- **Objective**
Reproduce all of the data below without alteration; exclude every picture.

Stored data:
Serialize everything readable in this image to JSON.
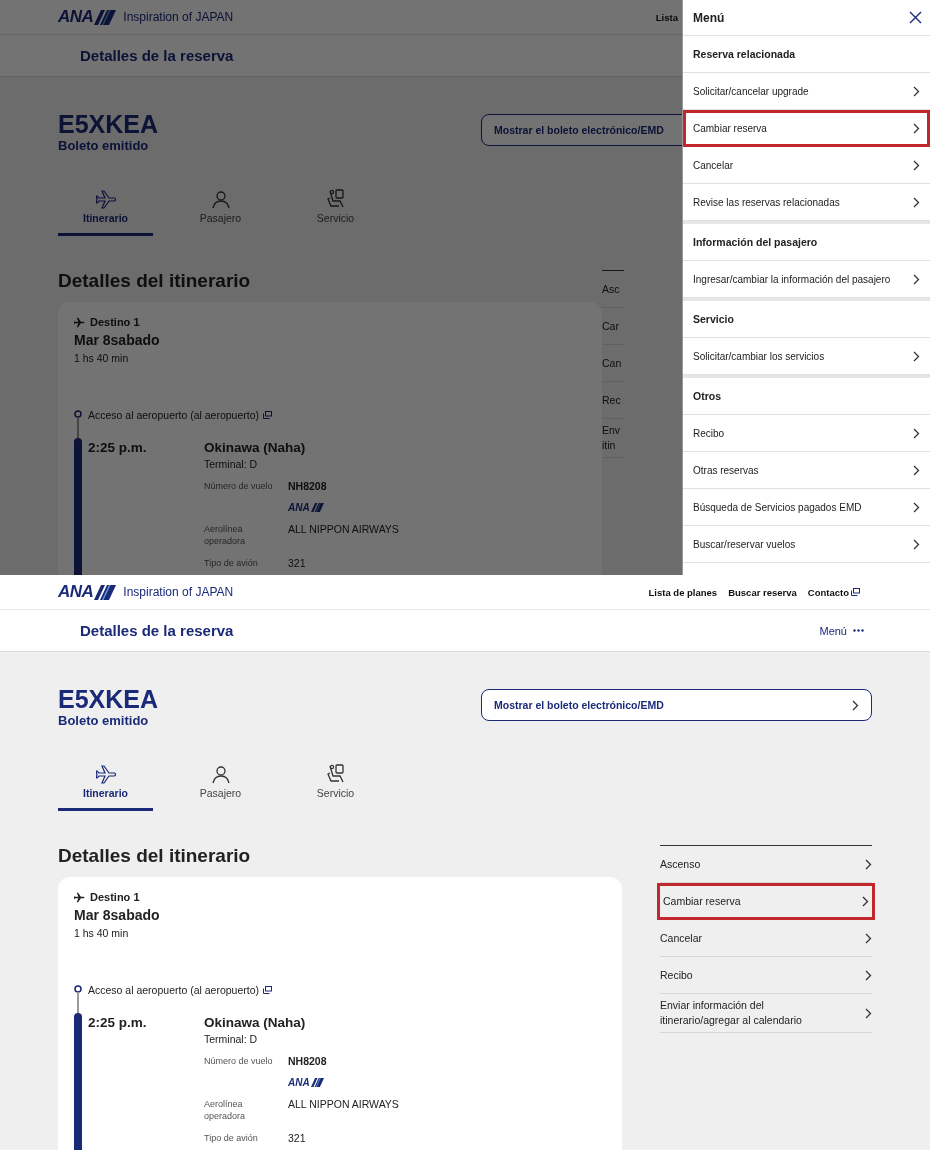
{
  "screens": [
    {
      "kind": "menu_open",
      "header": {
        "logo": "ANA",
        "tagline": "Inspiration of JAPAN",
        "links": [
          {
            "label": "Lista",
            "external": false
          }
        ]
      },
      "subheader": {
        "title": "Detalles de la reserva"
      },
      "booking": {
        "code": "E5XKEA",
        "status": "Boleto emitido",
        "ticket_button": "Mostrar el boleto electrónico/EMD"
      },
      "tabs": [
        {
          "label": "Itinerario",
          "kind": "plane",
          "selected": true
        },
        {
          "label": "Pasajero",
          "kind": "person",
          "selected": false
        },
        {
          "label": "Servicio",
          "kind": "seat",
          "selected": false
        }
      ],
      "itinerary": {
        "heading": "Detalles del itinerario",
        "segment": {
          "label": "Destino 1",
          "date": "Mar 8sabado",
          "duration": "1 hs 40 min",
          "access": "Acceso al aeropuerto (al aeropuerto)",
          "time": "2:25 p.m.",
          "airport": "Okinawa (Naha)",
          "terminal": "Terminal: D",
          "airline_logo": "ANA",
          "details": [
            {
              "kind": "flight",
              "label": "Número de vuelo",
              "value": "NH8208"
            },
            {
              "kind": "logo"
            },
            {
              "kind": "text",
              "label": "Aerolínea operadora",
              "value": "ALL NIPPON AIRWAYS"
            },
            {
              "kind": "text",
              "label": "Tipo de avión",
              "value": "321"
            }
          ]
        }
      },
      "side_menu": [
        {
          "label": "Asc",
          "highlighted": false
        },
        {
          "label": "Car",
          "highlighted": false
        },
        {
          "label": "Can",
          "highlighted": false
        },
        {
          "label": "Rec",
          "highlighted": false
        },
        {
          "label": "Env itin",
          "highlighted": false
        }
      ],
      "drawer": {
        "title": "Menú",
        "sections": [
          {
            "heading": "Reserva relacionada",
            "items": [
              {
                "label": "Solicitar/cancelar upgrade",
                "highlighted": false
              },
              {
                "label": "Cambiar reserva",
                "highlighted": true
              },
              {
                "label": "Cancelar",
                "highlighted": false
              },
              {
                "label": "Revise las reservas relacionadas",
                "highlighted": false
              }
            ]
          },
          {
            "heading": "Información del pasajero",
            "items": [
              {
                "label": "Ingresar/cambiar la información del pasajero",
                "highlighted": false
              }
            ]
          },
          {
            "heading": "Servicio",
            "items": [
              {
                "label": "Solicitar/cambiar los servicios",
                "highlighted": false
              }
            ]
          },
          {
            "heading": "Otros",
            "items": [
              {
                "label": "Recibo",
                "highlighted": false
              },
              {
                "label": "Otras reservas",
                "highlighted": false
              },
              {
                "label": "Búsqueda de Servicios pagados EMD",
                "highlighted": false
              },
              {
                "label": "Buscar/reservar vuelos",
                "highlighted": false
              }
            ]
          }
        ]
      }
    },
    {
      "kind": "plain",
      "header": {
        "logo": "ANA",
        "tagline": "Inspiration of JAPAN",
        "links": [
          {
            "label": "Lista de planes",
            "external": false
          },
          {
            "label": "Buscar reserva",
            "external": false
          },
          {
            "label": "Contacto",
            "external": true
          }
        ]
      },
      "subheader": {
        "title": "Detalles de la reserva",
        "menu_label": "Menú"
      },
      "booking": {
        "code": "E5XKEA",
        "status": "Boleto emitido",
        "ticket_button": "Mostrar el boleto electrónico/EMD"
      },
      "tabs": [
        {
          "label": "Itinerario",
          "kind": "plane",
          "selected": true
        },
        {
          "label": "Pasajero",
          "kind": "person",
          "selected": false
        },
        {
          "label": "Servicio",
          "kind": "seat",
          "selected": false
        }
      ],
      "itinerary": {
        "heading": "Detalles del itinerario",
        "segment": {
          "label": "Destino 1",
          "date": "Mar 8sabado",
          "duration": "1 hs 40 min",
          "access": "Acceso al aeropuerto (al aeropuerto)",
          "time": "2:25 p.m.",
          "airport": "Okinawa (Naha)",
          "terminal": "Terminal: D",
          "airline_logo": "ANA",
          "details": [
            {
              "kind": "flight",
              "label": "Número de vuelo",
              "value": "NH8208"
            },
            {
              "kind": "logo"
            },
            {
              "kind": "text",
              "label": "Aerolínea operadora",
              "value": "ALL NIPPON AIRWAYS"
            },
            {
              "kind": "text",
              "label": "Tipo de avión",
              "value": "321"
            }
          ]
        }
      },
      "side_menu": [
        {
          "label": "Ascenso",
          "highlighted": false
        },
        {
          "label": "Cambiar reserva",
          "highlighted": true
        },
        {
          "label": "Cancelar",
          "highlighted": false
        },
        {
          "label": "Recibo",
          "highlighted": false
        },
        {
          "label": "Enviar información del itinerario/agregar al calendario",
          "highlighted": false
        }
      ]
    }
  ]
}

- **Reply**
Serialize everything readable in this image to JSON.
{
  "screens": [
    {
      "kind": "menu_open",
      "header": {
        "logo": "ANA",
        "tagline": "Inspiration of JAPAN",
        "links": [
          {
            "label": "Lista",
            "external": false
          }
        ]
      },
      "subheader": {
        "title": "Detalles de la reserva"
      },
      "booking": {
        "code": "E5XKEA",
        "status": "Boleto emitido",
        "ticket_button": "Mostrar el boleto electrónico/EMD"
      },
      "tabs": [
        {
          "label": "Itinerario",
          "kind": "plane",
          "selected": true
        },
        {
          "label": "Pasajero",
          "kind": "person",
          "selected": false
        },
        {
          "label": "Servicio",
          "kind": "seat",
          "selected": false
        }
      ],
      "itinerary": {
        "heading": "Detalles del itinerario",
        "segment": {
          "label": "Destino 1",
          "date": "Mar 8sabado",
          "duration": "1 hs 40 min",
          "access": "Acceso al aeropuerto (al aeropuerto)",
          "time": "2:25 p.m.",
          "airport": "Okinawa (Naha)",
          "terminal": "Terminal: D",
          "airline_logo": "ANA",
          "details": [
            {
              "kind": "flight",
              "label": "Número de vuelo",
              "value": "NH8208"
            },
            {
              "kind": "logo"
            },
            {
              "kind": "text",
              "label": "Aerolínea operadora",
              "value": "ALL NIPPON AIRWAYS"
            },
            {
              "kind": "text",
              "label": "Tipo de avión",
              "value": "321"
            }
          ]
        }
      },
      "side_menu": [
        {
          "label": "Asc",
          "highlighted": false
        },
        {
          "label": "Car",
          "highlighted": false
        },
        {
          "label": "Can",
          "highlighted": false
        },
        {
          "label": "Rec",
          "highlighted": false
        },
        {
          "label": "Env itin",
          "highlighted": false
        }
      ],
      "drawer": {
        "title": "Menú",
        "sections": [
          {
            "heading": "Reserva relacionada",
            "items": [
              {
                "label": "Solicitar/cancelar upgrade",
                "highlighted": false
              },
              {
                "label": "Cambiar reserva",
                "highlighted": true
              },
              {
                "label": "Cancelar",
                "highlighted": false
              },
              {
                "label": "Revise las reservas relacionadas",
                "highlighted": false
              }
            ]
          },
          {
            "heading": "Información del pasajero",
            "items": [
              {
                "label": "Ingresar/cambiar la información del pasajero",
                "highlighted": false
              }
            ]
          },
          {
            "heading": "Servicio",
            "items": [
              {
                "label": "Solicitar/cambiar los servicios",
                "highlighted": false
              }
            ]
          },
          {
            "heading": "Otros",
            "items": [
              {
                "label": "Recibo",
                "highlighted": false
              },
              {
                "label": "Otras reservas",
                "highlighted": false
              },
              {
                "label": "Búsqueda de Servicios pagados EMD",
                "highlighted": false
              },
              {
                "label": "Buscar/reservar vuelos",
                "highlighted": false
              }
            ]
          }
        ]
      }
    },
    {
      "kind": "plain",
      "header": {
        "logo": "ANA",
        "tagline": "Inspiration of JAPAN",
        "links": [
          {
            "label": "Lista de planes",
            "external": false
          },
          {
            "label": "Buscar reserva",
            "external": false
          },
          {
            "label": "Contacto",
            "external": true
          }
        ]
      },
      "subheader": {
        "title": "Detalles de la reserva",
        "menu_label": "Menú"
      },
      "booking": {
        "code": "E5XKEA",
        "status": "Boleto emitido",
        "ticket_button": "Mostrar el boleto electrónico/EMD"
      },
      "tabs": [
        {
          "label": "Itinerario",
          "kind": "plane",
          "selected": true
        },
        {
          "label": "Pasajero",
          "kind": "person",
          "selected": false
        },
        {
          "label": "Servicio",
          "kind": "seat",
          "selected": false
        }
      ],
      "itinerary": {
        "heading": "Detalles del itinerario",
        "segment": {
          "label": "Destino 1",
          "date": "Mar 8sabado",
          "duration": "1 hs 40 min",
          "access": "Acceso al aeropuerto (al aeropuerto)",
          "time": "2:25 p.m.",
          "airport": "Okinawa (Naha)",
          "terminal": "Terminal: D",
          "airline_logo": "ANA",
          "details": [
            {
              "kind": "flight",
              "label": "Número de vuelo",
              "value": "NH8208"
            },
            {
              "kind": "logo"
            },
            {
              "kind": "text",
              "label": "Aerolínea operadora",
              "value": "ALL NIPPON AIRWAYS"
            },
            {
              "kind": "text",
              "label": "Tipo de avión",
              "value": "321"
            }
          ]
        }
      },
      "side_menu": [
        {
          "label": "Ascenso",
          "highlighted": false
        },
        {
          "label": "Cambiar reserva",
          "highlighted": true
        },
        {
          "label": "Cancelar",
          "highlighted": false
        },
        {
          "label": "Recibo",
          "highlighted": false
        },
        {
          "label": "Enviar información del itinerario/agregar al calendario",
          "highlighted": false
        }
      ]
    }
  ]
}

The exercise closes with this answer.